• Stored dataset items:
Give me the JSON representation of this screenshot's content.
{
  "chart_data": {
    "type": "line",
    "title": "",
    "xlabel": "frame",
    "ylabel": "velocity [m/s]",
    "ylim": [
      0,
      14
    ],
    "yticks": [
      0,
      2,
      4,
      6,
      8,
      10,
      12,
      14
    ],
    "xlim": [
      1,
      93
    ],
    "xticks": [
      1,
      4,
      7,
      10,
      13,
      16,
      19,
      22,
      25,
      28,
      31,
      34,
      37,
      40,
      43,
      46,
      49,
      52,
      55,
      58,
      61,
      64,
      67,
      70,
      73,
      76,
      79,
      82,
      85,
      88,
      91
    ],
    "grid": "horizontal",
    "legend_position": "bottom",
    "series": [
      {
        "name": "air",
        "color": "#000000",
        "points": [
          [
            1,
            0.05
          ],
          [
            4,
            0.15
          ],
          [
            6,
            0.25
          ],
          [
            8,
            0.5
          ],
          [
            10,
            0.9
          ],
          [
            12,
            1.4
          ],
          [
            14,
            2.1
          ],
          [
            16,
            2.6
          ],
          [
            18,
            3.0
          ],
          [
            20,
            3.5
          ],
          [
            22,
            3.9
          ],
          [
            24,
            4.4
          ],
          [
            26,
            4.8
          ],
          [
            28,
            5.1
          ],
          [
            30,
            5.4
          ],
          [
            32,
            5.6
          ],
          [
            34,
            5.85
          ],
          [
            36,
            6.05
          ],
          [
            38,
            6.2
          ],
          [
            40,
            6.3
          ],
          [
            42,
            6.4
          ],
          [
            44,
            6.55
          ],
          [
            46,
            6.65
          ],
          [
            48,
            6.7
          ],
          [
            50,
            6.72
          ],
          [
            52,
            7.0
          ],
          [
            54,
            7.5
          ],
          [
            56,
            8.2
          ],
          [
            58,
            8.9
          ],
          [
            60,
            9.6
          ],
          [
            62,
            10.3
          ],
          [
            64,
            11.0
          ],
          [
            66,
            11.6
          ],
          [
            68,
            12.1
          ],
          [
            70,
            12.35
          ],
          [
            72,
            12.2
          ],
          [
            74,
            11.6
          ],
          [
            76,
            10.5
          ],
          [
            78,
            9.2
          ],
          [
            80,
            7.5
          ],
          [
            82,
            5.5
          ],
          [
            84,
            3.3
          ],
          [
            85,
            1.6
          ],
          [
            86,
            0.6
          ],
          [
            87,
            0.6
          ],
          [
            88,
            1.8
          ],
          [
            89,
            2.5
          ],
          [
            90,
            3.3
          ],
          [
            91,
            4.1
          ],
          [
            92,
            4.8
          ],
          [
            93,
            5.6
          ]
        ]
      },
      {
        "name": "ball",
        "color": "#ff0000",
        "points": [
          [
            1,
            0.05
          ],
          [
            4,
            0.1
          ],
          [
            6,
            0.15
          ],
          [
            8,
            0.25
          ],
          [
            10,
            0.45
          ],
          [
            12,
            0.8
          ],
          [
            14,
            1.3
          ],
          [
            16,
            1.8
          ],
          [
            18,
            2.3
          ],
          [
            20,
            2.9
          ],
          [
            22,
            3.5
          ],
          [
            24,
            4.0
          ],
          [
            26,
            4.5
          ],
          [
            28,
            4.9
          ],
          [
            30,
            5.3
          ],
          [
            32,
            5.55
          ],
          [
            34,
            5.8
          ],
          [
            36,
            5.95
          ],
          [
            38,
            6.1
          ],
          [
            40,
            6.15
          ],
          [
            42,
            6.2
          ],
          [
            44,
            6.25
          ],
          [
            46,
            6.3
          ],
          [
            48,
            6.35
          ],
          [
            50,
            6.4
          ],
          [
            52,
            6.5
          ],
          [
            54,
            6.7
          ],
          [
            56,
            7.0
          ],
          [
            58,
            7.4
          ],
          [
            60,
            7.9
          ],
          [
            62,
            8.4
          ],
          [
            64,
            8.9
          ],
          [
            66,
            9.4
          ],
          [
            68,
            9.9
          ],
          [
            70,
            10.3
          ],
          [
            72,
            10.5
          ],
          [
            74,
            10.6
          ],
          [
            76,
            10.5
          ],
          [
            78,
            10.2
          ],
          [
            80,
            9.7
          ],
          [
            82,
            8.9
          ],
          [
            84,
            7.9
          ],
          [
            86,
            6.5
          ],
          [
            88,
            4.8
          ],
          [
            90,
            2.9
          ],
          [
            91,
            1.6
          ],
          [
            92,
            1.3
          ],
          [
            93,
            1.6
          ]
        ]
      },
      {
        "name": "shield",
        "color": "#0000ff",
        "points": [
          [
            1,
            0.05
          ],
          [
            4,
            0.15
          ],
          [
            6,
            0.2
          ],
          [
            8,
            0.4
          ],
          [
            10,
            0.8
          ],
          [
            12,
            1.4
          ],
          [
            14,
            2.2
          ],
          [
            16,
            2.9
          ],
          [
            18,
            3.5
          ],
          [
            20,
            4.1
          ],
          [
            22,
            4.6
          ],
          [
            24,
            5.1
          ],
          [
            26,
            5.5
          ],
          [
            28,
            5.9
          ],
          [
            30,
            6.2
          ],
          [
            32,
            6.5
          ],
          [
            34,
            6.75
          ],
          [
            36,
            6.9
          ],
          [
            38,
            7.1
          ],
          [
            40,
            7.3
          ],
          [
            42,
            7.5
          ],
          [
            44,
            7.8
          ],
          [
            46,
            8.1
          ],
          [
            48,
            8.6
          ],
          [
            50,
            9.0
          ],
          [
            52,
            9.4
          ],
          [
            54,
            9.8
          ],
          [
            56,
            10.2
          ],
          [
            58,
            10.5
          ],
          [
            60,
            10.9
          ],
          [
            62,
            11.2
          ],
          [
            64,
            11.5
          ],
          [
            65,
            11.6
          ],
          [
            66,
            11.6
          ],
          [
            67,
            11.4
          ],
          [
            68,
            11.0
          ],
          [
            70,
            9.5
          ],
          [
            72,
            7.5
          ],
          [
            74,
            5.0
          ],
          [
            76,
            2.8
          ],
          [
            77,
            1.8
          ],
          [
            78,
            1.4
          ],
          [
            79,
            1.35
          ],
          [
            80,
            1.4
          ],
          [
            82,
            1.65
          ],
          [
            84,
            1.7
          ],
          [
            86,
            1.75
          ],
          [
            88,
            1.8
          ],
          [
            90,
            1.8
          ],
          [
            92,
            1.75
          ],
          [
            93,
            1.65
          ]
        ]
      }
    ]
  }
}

• Problem details: Every line above needs to be retyped exactly.

• Result for this task:
Give me the JSON representation of this screenshot's content.
{
  "chart_data": {
    "type": "line",
    "title": "",
    "xlabel": "frame",
    "ylabel": "velocity [m/s]",
    "ylim": [
      0,
      14
    ],
    "yticks": [
      0,
      2,
      4,
      6,
      8,
      10,
      12,
      14
    ],
    "xlim": [
      1,
      93
    ],
    "xticks": [
      1,
      4,
      7,
      10,
      13,
      16,
      19,
      22,
      25,
      28,
      31,
      34,
      37,
      40,
      43,
      46,
      49,
      52,
      55,
      58,
      61,
      64,
      67,
      70,
      73,
      76,
      79,
      82,
      85,
      88,
      91
    ],
    "grid": "horizontal",
    "legend_position": "bottom",
    "series": [
      {
        "name": "air",
        "color": "#000000",
        "points": [
          [
            1,
            0.05
          ],
          [
            4,
            0.15
          ],
          [
            6,
            0.25
          ],
          [
            8,
            0.5
          ],
          [
            10,
            0.9
          ],
          [
            12,
            1.4
          ],
          [
            14,
            2.1
          ],
          [
            16,
            2.6
          ],
          [
            18,
            3.0
          ],
          [
            20,
            3.5
          ],
          [
            22,
            3.9
          ],
          [
            24,
            4.4
          ],
          [
            26,
            4.8
          ],
          [
            28,
            5.1
          ],
          [
            30,
            5.4
          ],
          [
            32,
            5.6
          ],
          [
            34,
            5.85
          ],
          [
            36,
            6.05
          ],
          [
            38,
            6.2
          ],
          [
            40,
            6.3
          ],
          [
            42,
            6.4
          ],
          [
            44,
            6.55
          ],
          [
            46,
            6.65
          ],
          [
            48,
            6.7
          ],
          [
            50,
            6.72
          ],
          [
            52,
            7.0
          ],
          [
            54,
            7.5
          ],
          [
            56,
            8.2
          ],
          [
            58,
            8.9
          ],
          [
            60,
            9.6
          ],
          [
            62,
            10.3
          ],
          [
            64,
            11.0
          ],
          [
            66,
            11.6
          ],
          [
            68,
            12.1
          ],
          [
            70,
            12.35
          ],
          [
            72,
            12.2
          ],
          [
            74,
            11.6
          ],
          [
            76,
            10.5
          ],
          [
            78,
            9.2
          ],
          [
            80,
            7.5
          ],
          [
            82,
            5.5
          ],
          [
            84,
            3.3
          ],
          [
            85,
            1.6
          ],
          [
            86,
            0.6
          ],
          [
            87,
            0.6
          ],
          [
            88,
            1.8
          ],
          [
            89,
            2.5
          ],
          [
            90,
            3.3
          ],
          [
            91,
            4.1
          ],
          [
            92,
            4.8
          ],
          [
            93,
            5.6
          ]
        ]
      },
      {
        "name": "ball",
        "color": "#ff0000",
        "points": [
          [
            1,
            0.05
          ],
          [
            4,
            0.1
          ],
          [
            6,
            0.15
          ],
          [
            8,
            0.25
          ],
          [
            10,
            0.45
          ],
          [
            12,
            0.8
          ],
          [
            14,
            1.3
          ],
          [
            16,
            1.8
          ],
          [
            18,
            2.3
          ],
          [
            20,
            2.9
          ],
          [
            22,
            3.5
          ],
          [
            24,
            4.0
          ],
          [
            26,
            4.5
          ],
          [
            28,
            4.9
          ],
          [
            30,
            5.3
          ],
          [
            32,
            5.55
          ],
          [
            34,
            5.8
          ],
          [
            36,
            5.95
          ],
          [
            38,
            6.1
          ],
          [
            40,
            6.15
          ],
          [
            42,
            6.2
          ],
          [
            44,
            6.25
          ],
          [
            46,
            6.3
          ],
          [
            48,
            6.35
          ],
          [
            50,
            6.4
          ],
          [
            52,
            6.5
          ],
          [
            54,
            6.7
          ],
          [
            56,
            7.0
          ],
          [
            58,
            7.4
          ],
          [
            60,
            7.9
          ],
          [
            62,
            8.4
          ],
          [
            64,
            8.9
          ],
          [
            66,
            9.4
          ],
          [
            68,
            9.9
          ],
          [
            70,
            10.3
          ],
          [
            72,
            10.5
          ],
          [
            74,
            10.6
          ],
          [
            76,
            10.5
          ],
          [
            78,
            10.2
          ],
          [
            80,
            9.7
          ],
          [
            82,
            8.9
          ],
          [
            84,
            7.9
          ],
          [
            86,
            6.5
          ],
          [
            88,
            4.8
          ],
          [
            90,
            2.9
          ],
          [
            91,
            1.6
          ],
          [
            92,
            1.3
          ],
          [
            93,
            1.6
          ]
        ]
      },
      {
        "name": "shield",
        "color": "#0000ff",
        "points": [
          [
            1,
            0.05
          ],
          [
            4,
            0.15
          ],
          [
            6,
            0.2
          ],
          [
            8,
            0.4
          ],
          [
            10,
            0.8
          ],
          [
            12,
            1.4
          ],
          [
            14,
            2.2
          ],
          [
            16,
            2.9
          ],
          [
            18,
            3.5
          ],
          [
            20,
            4.1
          ],
          [
            22,
            4.6
          ],
          [
            24,
            5.1
          ],
          [
            26,
            5.5
          ],
          [
            28,
            5.9
          ],
          [
            30,
            6.2
          ],
          [
            32,
            6.5
          ],
          [
            34,
            6.75
          ],
          [
            36,
            6.9
          ],
          [
            38,
            7.1
          ],
          [
            40,
            7.3
          ],
          [
            42,
            7.5
          ],
          [
            44,
            7.8
          ],
          [
            46,
            8.1
          ],
          [
            48,
            8.6
          ],
          [
            50,
            9.0
          ],
          [
            52,
            9.4
          ],
          [
            54,
            9.8
          ],
          [
            56,
            10.2
          ],
          [
            58,
            10.5
          ],
          [
            60,
            10.9
          ],
          [
            62,
            11.2
          ],
          [
            64,
            11.5
          ],
          [
            65,
            11.6
          ],
          [
            66,
            11.6
          ],
          [
            67,
            11.4
          ],
          [
            68,
            11.0
          ],
          [
            70,
            9.5
          ],
          [
            72,
            7.5
          ],
          [
            74,
            5.0
          ],
          [
            76,
            2.8
          ],
          [
            77,
            1.8
          ],
          [
            78,
            1.4
          ],
          [
            79,
            1.35
          ],
          [
            80,
            1.4
          ],
          [
            82,
            1.65
          ],
          [
            84,
            1.7
          ],
          [
            86,
            1.75
          ],
          [
            88,
            1.8
          ],
          [
            90,
            1.8
          ],
          [
            92,
            1.75
          ],
          [
            93,
            1.65
          ]
        ]
      }
    ]
  }
}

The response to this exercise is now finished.